Copy each line below in which the word "Hombres" occurs.

::: MATERIAL SUPPLIED :::

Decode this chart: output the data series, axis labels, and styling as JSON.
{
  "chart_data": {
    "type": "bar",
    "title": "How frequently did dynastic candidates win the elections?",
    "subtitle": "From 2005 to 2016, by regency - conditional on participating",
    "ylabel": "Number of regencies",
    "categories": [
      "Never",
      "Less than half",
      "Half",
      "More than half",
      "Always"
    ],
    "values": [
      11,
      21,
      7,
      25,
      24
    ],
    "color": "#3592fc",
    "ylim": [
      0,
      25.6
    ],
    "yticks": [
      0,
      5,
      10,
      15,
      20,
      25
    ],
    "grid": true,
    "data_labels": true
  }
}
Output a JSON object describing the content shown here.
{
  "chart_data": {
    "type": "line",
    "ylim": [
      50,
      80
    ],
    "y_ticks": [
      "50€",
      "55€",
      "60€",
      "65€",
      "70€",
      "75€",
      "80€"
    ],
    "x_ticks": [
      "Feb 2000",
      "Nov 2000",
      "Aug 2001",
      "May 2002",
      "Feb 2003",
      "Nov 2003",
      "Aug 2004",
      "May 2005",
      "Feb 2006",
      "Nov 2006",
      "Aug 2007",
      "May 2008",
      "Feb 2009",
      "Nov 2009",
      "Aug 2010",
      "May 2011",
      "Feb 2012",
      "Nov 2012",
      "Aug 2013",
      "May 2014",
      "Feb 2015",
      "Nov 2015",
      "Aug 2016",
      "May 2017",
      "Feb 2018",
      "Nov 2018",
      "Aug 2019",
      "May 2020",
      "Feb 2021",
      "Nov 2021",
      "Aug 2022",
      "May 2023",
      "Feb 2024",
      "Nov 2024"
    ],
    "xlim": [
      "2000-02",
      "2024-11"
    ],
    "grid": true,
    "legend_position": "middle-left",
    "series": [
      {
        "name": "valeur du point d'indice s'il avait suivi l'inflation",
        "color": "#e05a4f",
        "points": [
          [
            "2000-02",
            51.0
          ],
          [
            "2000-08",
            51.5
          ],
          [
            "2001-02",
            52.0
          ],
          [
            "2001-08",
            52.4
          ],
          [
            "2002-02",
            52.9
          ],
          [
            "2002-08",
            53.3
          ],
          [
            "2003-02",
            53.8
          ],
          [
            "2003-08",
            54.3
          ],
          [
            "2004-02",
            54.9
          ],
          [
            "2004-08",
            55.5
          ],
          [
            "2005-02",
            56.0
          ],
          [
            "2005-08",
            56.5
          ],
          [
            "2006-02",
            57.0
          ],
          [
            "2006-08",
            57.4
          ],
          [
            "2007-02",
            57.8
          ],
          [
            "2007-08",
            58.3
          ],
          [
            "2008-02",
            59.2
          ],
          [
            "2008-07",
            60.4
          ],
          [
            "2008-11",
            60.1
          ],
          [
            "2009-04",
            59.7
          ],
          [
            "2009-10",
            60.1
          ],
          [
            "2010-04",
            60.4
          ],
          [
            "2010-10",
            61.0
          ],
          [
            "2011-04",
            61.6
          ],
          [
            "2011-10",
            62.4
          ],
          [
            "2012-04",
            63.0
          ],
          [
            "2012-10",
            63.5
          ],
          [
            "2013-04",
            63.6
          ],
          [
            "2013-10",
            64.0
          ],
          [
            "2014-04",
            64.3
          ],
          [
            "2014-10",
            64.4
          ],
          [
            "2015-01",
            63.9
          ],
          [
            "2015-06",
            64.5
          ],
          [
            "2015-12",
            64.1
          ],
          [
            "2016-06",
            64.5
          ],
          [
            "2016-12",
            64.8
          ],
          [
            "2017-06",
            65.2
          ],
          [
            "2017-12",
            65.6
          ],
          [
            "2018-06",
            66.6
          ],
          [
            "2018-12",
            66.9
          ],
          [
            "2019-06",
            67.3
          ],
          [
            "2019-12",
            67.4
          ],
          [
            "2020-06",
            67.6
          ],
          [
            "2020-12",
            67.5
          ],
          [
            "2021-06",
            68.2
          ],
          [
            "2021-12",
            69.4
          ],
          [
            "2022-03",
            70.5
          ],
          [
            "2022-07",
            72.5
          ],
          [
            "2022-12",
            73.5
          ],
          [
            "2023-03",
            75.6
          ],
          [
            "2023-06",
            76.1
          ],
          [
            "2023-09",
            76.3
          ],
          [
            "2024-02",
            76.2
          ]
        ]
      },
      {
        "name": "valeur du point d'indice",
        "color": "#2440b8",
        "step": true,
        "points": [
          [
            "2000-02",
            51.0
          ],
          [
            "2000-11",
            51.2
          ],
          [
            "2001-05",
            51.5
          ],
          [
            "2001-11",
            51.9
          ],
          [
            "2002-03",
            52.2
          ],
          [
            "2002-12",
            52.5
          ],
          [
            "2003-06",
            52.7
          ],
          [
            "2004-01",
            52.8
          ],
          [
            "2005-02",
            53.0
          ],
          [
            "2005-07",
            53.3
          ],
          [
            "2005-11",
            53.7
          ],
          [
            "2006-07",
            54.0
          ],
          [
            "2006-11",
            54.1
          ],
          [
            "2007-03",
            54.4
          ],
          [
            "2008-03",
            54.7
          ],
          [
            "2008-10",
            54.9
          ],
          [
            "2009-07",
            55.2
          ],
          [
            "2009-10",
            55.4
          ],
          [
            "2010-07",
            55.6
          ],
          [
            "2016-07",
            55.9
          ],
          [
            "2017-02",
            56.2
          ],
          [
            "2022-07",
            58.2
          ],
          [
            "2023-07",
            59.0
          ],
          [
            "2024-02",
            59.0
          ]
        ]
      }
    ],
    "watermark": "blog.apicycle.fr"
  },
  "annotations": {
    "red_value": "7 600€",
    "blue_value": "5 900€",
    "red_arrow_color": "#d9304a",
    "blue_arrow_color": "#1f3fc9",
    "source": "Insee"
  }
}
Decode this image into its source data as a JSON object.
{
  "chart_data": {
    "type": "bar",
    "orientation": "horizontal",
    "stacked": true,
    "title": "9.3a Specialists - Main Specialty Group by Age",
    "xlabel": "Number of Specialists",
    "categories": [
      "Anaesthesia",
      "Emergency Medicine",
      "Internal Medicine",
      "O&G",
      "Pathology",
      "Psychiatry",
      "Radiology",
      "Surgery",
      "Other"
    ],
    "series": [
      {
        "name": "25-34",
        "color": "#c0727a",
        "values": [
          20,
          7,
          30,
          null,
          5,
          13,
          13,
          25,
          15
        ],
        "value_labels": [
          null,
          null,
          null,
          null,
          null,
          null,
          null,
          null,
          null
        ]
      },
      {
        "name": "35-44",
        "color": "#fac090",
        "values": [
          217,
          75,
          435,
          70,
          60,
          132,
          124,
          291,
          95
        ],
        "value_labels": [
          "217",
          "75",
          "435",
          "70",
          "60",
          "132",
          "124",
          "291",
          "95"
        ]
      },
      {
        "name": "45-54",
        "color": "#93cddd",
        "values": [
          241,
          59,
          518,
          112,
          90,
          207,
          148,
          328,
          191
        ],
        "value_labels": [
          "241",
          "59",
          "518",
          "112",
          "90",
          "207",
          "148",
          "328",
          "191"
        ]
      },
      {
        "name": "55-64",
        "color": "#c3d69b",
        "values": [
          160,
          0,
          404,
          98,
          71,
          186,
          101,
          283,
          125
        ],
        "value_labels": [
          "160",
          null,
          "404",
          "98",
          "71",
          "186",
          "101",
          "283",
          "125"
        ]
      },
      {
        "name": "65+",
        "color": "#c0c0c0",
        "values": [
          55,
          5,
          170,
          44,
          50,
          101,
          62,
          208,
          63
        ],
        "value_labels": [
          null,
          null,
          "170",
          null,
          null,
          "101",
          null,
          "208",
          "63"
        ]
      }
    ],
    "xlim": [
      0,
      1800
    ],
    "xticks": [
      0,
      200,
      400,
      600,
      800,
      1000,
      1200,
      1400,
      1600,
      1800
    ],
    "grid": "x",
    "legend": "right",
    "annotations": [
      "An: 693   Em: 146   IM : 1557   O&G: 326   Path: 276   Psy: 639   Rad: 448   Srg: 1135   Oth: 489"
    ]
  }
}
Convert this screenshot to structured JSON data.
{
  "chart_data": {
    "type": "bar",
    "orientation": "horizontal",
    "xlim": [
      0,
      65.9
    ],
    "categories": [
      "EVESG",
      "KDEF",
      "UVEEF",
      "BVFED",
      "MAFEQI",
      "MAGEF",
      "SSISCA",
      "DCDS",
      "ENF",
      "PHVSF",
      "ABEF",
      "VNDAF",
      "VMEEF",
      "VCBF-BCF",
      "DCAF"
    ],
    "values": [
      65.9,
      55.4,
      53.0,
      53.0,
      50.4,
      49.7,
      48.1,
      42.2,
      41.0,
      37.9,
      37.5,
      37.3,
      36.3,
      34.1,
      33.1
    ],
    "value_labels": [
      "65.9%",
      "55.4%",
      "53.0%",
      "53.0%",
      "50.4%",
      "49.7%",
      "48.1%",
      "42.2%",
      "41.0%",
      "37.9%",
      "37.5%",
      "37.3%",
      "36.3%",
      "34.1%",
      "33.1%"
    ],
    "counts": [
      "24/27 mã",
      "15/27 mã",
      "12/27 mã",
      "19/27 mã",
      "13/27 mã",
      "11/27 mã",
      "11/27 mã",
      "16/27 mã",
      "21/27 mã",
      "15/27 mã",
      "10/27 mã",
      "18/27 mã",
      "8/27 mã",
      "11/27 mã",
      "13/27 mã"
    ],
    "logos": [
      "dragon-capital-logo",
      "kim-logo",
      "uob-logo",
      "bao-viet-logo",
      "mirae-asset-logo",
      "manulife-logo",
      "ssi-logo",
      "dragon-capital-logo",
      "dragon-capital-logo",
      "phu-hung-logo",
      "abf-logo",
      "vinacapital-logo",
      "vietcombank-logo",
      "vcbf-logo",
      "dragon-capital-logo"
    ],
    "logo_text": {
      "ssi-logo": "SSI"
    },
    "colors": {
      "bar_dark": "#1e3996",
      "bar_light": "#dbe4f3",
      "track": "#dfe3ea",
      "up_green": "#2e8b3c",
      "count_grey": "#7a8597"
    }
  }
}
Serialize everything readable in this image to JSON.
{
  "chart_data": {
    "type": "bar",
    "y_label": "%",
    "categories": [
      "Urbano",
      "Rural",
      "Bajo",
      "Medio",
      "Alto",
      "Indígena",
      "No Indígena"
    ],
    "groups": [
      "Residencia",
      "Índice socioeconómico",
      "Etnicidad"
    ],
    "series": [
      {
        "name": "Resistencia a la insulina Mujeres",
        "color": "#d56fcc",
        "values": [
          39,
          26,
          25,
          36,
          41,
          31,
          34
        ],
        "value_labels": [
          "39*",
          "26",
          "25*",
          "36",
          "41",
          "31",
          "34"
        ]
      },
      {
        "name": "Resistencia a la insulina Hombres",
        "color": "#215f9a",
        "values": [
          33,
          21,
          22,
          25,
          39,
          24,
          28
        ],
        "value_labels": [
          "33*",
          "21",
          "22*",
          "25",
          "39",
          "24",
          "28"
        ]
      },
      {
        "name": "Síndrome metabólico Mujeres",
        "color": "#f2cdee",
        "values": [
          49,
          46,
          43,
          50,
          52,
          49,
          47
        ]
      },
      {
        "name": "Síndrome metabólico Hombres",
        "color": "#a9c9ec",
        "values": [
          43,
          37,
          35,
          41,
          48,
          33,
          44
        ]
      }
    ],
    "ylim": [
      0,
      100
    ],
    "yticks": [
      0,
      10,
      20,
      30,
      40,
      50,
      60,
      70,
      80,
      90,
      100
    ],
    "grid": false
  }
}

:::

## WRITTEN ANSWER
        "name": "Resistencia a la insulina Hombres",
        "name": "Síndrome metabólico Hombres",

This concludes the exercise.